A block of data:
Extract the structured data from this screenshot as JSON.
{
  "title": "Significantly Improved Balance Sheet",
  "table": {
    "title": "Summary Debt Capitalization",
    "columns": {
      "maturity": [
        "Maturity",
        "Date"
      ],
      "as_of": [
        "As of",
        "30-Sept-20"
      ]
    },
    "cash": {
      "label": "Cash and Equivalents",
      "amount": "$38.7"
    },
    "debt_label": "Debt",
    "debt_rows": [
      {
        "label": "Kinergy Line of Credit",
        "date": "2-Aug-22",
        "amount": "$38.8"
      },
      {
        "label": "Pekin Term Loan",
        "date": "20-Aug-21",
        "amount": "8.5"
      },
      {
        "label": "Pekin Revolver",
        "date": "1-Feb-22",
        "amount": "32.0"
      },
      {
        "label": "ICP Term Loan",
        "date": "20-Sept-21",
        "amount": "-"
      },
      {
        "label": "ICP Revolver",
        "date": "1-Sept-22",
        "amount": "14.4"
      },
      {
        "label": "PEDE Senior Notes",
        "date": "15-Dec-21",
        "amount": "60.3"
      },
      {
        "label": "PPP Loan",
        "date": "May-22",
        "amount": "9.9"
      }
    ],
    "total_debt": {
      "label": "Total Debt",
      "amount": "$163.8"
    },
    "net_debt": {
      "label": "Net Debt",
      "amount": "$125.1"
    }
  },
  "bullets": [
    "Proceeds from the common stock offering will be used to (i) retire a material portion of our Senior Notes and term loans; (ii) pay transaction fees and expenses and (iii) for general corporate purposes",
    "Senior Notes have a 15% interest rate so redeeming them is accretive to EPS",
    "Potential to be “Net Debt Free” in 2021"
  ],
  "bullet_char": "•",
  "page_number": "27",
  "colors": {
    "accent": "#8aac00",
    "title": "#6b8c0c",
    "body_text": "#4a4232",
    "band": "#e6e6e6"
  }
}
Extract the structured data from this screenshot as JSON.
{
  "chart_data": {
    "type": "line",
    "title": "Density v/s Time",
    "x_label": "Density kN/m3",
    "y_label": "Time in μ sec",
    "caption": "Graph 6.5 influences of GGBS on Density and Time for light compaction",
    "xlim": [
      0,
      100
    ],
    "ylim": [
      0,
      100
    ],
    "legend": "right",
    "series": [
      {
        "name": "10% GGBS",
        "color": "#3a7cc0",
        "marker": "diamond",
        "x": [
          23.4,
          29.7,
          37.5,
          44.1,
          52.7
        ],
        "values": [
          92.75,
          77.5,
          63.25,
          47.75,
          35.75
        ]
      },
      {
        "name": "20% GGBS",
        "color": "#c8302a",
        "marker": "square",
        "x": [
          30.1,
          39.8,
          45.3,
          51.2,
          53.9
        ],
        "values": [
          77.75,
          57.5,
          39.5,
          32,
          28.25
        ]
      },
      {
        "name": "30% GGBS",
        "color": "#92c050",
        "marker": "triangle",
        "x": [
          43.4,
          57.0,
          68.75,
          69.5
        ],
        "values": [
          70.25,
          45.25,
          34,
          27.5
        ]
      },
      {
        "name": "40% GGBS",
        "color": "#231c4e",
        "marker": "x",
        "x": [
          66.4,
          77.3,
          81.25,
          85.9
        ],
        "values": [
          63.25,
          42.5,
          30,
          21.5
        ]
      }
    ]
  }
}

→ PROMPT:
Of the lines above, copy each that contains "Pekin".

→ FINISHED TASK:
        "label": "Pekin Term Loan",
        "label": "Pekin Revolver",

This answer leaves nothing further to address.